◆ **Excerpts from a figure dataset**
↓

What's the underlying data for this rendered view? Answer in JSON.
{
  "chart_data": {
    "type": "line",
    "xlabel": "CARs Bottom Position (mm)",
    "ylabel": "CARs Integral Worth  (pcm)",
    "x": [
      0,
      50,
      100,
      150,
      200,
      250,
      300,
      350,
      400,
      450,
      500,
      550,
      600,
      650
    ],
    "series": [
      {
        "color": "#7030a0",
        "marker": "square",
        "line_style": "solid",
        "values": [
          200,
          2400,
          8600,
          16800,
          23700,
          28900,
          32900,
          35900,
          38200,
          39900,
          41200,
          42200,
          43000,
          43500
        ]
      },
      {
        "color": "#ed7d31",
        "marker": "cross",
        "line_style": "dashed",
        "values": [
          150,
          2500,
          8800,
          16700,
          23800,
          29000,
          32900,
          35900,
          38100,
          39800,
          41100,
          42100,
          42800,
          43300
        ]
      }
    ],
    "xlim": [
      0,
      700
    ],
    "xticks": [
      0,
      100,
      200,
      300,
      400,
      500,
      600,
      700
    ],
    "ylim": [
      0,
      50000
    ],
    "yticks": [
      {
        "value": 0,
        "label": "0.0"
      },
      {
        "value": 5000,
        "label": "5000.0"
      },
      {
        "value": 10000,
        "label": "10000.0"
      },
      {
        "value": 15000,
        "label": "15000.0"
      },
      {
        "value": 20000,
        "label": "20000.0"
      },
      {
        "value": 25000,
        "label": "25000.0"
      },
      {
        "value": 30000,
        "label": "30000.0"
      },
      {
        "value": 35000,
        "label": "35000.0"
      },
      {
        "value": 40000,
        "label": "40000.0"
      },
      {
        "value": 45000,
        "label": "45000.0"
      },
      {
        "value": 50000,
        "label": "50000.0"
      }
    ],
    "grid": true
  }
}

↑

◆ **Exercise brief**
Return the material exactly as it stands.

◆ **Task answer**
What's the underlying data for this rendered view? Answer in JSON.
{
  "chart_data": {
    "type": "line",
    "xlabel": "CARs Bottom Position (mm)",
    "ylabel": "CARs Integral Worth  (pcm)",
    "x": [
      0,
      50,
      100,
      150,
      200,
      250,
      300,
      350,
      400,
      450,
      500,
      550,
      600,
      650
    ],
    "series": [
      {
        "color": "#7030a0",
        "marker": "square",
        "line_style": "solid",
        "values": [
          200,
          2400,
          8600,
          16800,
          23700,
          28900,
          32900,
          35900,
          38200,
          39900,
          41200,
          42200,
          43000,
          43500
        ]
      },
      {
        "color": "#ed7d31",
        "marker": "cross",
        "line_style": "dashed",
        "values": [
          150,
          2500,
          8800,
          16700,
          23800,
          29000,
          32900,
          35900,
          38100,
          39800,
          41100,
          42100,
          42800,
          43300
        ]
      }
    ],
    "xlim": [
      0,
      700
    ],
    "xticks": [
      0,
      100,
      200,
      300,
      400,
      500,
      600,
      700
    ],
    "ylim": [
      0,
      50000
    ],
    "yticks": [
      {
        "value": 0,
        "label": "0.0"
      },
      {
        "value": 5000,
        "label": "5000.0"
      },
      {
        "value": 10000,
        "label": "10000.0"
      },
      {
        "value": 15000,
        "label": "15000.0"
      },
      {
        "value": 20000,
        "label": "20000.0"
      },
      {
        "value": 25000,
        "label": "25000.0"
      },
      {
        "value": 30000,
        "label": "30000.0"
      },
      {
        "value": 35000,
        "label": "35000.0"
      },
      {
        "value": 40000,
        "label": "40000.0"
      },
      {
        "value": 45000,
        "label": "45000.0"
      },
      {
        "value": 50000,
        "label": "50000.0"
      }
    ],
    "grid": true
  }
}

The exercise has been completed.